• Aim of the exercise: Skip the pictures and quote all of the lines exactly.
== Records for processing ==
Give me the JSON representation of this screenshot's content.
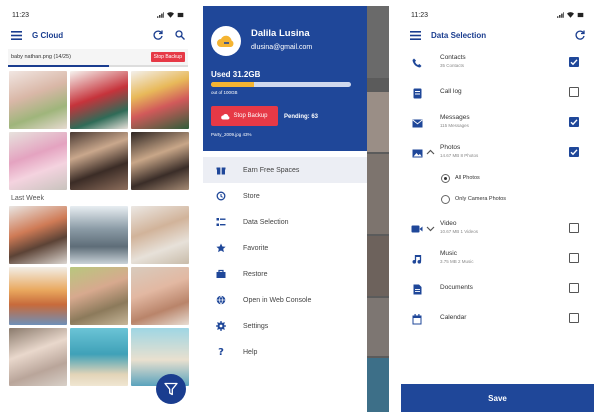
{
  "colors": {
    "primary": "#1f4799",
    "accent_red": "#e63946",
    "storage_fill": "#f5b431"
  },
  "status_bar": {
    "time": "11:23"
  },
  "gallery": {
    "title": "G Cloud",
    "backup_file": "baby nathan.png",
    "backup_count": "(14/25)",
    "stop_label": "Stop Backup",
    "backup_progress_fraction": 0.56,
    "section_label": "Last Week"
  },
  "drawer": {
    "user_name": "Dalila Lusina",
    "user_email": "dlusina@gmail.com",
    "used_label": "Used 31.2GB",
    "used_fraction": 0.31,
    "quota_label": "out of 100GB",
    "stop_label": "Stop Backup",
    "pending_label": "Pending: 63",
    "current_file": "Party_2009.jpg 43%",
    "items": [
      {
        "label": "Earn Free Spaces",
        "icon": "gift-icon"
      },
      {
        "label": "Store",
        "icon": "history-icon"
      },
      {
        "label": "Data Selection",
        "icon": "checklist-icon"
      },
      {
        "label": "Favorite",
        "icon": "star-icon"
      },
      {
        "label": "Restore",
        "icon": "restore-icon"
      },
      {
        "label": "Open in Web Console",
        "icon": "globe-icon"
      },
      {
        "label": "Settings",
        "icon": "gear-icon"
      },
      {
        "label": "Help",
        "icon": "question-icon"
      }
    ]
  },
  "data_selection": {
    "title": "Data Selection",
    "rows": [
      {
        "name": "Contacts",
        "sub": "35 Contacts",
        "checked": true
      },
      {
        "name": "Call log",
        "sub": "",
        "checked": false
      },
      {
        "name": "Messages",
        "sub": "115 Messages",
        "checked": true
      },
      {
        "name": "Photos",
        "sub": "14.67 MB    8 Photos",
        "checked": true
      },
      {
        "name": "Video",
        "sub": "10.67 MB    1 Videos",
        "checked": false
      },
      {
        "name": "Music",
        "sub": "3.75 MB    2 Music",
        "checked": false
      },
      {
        "name": "Documents",
        "sub": "",
        "checked": false
      },
      {
        "name": "Calendar",
        "sub": "",
        "checked": false
      }
    ],
    "photo_options": [
      {
        "label": "All Photos",
        "selected": true
      },
      {
        "label": "Only Camera Photos",
        "selected": false
      }
    ],
    "save_label": "Save"
  }
}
===
• Final answer:
Give me the JSON representation of this screenshot's content.
{
  "colors": {
    "primary": "#1f4799",
    "accent_red": "#e63946",
    "storage_fill": "#f5b431"
  },
  "status_bar": {
    "time": "11:23"
  },
  "gallery": {
    "title": "G Cloud",
    "backup_file": "baby nathan.png",
    "backup_count": "(14/25)",
    "stop_label": "Stop Backup",
    "backup_progress_fraction": 0.56,
    "section_label": "Last Week"
  },
  "drawer": {
    "user_name": "Dalila Lusina",
    "user_email": "dlusina@gmail.com",
    "used_label": "Used 31.2GB",
    "used_fraction": 0.31,
    "quota_label": "out of 100GB",
    "stop_label": "Stop Backup",
    "pending_label": "Pending: 63",
    "current_file": "Party_2009.jpg 43%",
    "items": [
      {
        "label": "Earn Free Spaces",
        "icon": "gift-icon"
      },
      {
        "label": "Store",
        "icon": "history-icon"
      },
      {
        "label": "Data Selection",
        "icon": "checklist-icon"
      },
      {
        "label": "Favorite",
        "icon": "star-icon"
      },
      {
        "label": "Restore",
        "icon": "restore-icon"
      },
      {
        "label": "Open in Web Console",
        "icon": "globe-icon"
      },
      {
        "label": "Settings",
        "icon": "gear-icon"
      },
      {
        "label": "Help",
        "icon": "question-icon"
      }
    ]
  },
  "data_selection": {
    "title": "Data Selection",
    "rows": [
      {
        "name": "Contacts",
        "sub": "35 Contacts",
        "checked": true
      },
      {
        "name": "Call log",
        "sub": "",
        "checked": false
      },
      {
        "name": "Messages",
        "sub": "115 Messages",
        "checked": true
      },
      {
        "name": "Photos",
        "sub": "14.67 MB    8 Photos",
        "checked": true
      },
      {
        "name": "Video",
        "sub": "10.67 MB    1 Videos",
        "checked": false
      },
      {
        "name": "Music",
        "sub": "3.75 MB    2 Music",
        "checked": false
      },
      {
        "name": "Documents",
        "sub": "",
        "checked": false
      },
      {
        "name": "Calendar",
        "sub": "",
        "checked": false
      }
    ],
    "photo_options": [
      {
        "label": "All Photos",
        "selected": true
      },
      {
        "label": "Only Camera Photos",
        "selected": false
      }
    ],
    "save_label": "Save"
  }
}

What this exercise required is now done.